TASK INSTRUCTIONS. Check every line below for the word "Leadership" and show those that hold it.

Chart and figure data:
►
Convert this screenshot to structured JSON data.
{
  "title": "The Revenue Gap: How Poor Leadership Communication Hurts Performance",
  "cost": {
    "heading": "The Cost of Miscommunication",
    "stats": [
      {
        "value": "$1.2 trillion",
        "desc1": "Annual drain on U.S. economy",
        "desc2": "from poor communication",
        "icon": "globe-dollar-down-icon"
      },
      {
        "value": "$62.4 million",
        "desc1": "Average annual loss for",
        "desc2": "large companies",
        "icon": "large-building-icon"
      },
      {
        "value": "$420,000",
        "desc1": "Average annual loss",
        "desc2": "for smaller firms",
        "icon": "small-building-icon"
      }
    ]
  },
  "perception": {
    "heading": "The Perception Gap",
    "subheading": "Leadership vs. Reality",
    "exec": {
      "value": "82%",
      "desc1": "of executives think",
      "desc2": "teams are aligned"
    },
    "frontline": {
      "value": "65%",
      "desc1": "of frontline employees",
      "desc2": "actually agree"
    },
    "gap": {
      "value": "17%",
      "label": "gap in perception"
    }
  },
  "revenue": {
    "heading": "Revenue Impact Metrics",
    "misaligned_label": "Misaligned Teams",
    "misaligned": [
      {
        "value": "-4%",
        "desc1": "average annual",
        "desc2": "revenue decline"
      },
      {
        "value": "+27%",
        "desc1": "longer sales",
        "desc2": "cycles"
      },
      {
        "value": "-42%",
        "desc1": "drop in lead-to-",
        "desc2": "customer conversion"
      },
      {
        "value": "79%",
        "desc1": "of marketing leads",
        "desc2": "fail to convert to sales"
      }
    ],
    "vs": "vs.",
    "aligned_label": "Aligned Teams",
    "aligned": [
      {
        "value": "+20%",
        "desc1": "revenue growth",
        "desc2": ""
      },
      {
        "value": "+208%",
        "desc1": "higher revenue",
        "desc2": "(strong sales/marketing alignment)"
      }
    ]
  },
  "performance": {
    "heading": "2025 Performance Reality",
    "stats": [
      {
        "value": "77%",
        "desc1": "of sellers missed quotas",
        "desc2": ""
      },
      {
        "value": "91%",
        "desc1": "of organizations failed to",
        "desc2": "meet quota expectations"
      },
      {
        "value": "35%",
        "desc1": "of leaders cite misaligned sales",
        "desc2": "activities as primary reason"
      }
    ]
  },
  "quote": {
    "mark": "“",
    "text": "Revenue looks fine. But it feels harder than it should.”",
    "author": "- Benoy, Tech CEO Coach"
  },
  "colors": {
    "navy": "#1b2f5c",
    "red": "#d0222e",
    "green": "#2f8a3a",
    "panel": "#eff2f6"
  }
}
◄
SOLVED PROBLEM.
  "title": "The Revenue Gap: How Poor Leadership Communication Hurts Performance",
    "subheading": "Leadership vs. Reality",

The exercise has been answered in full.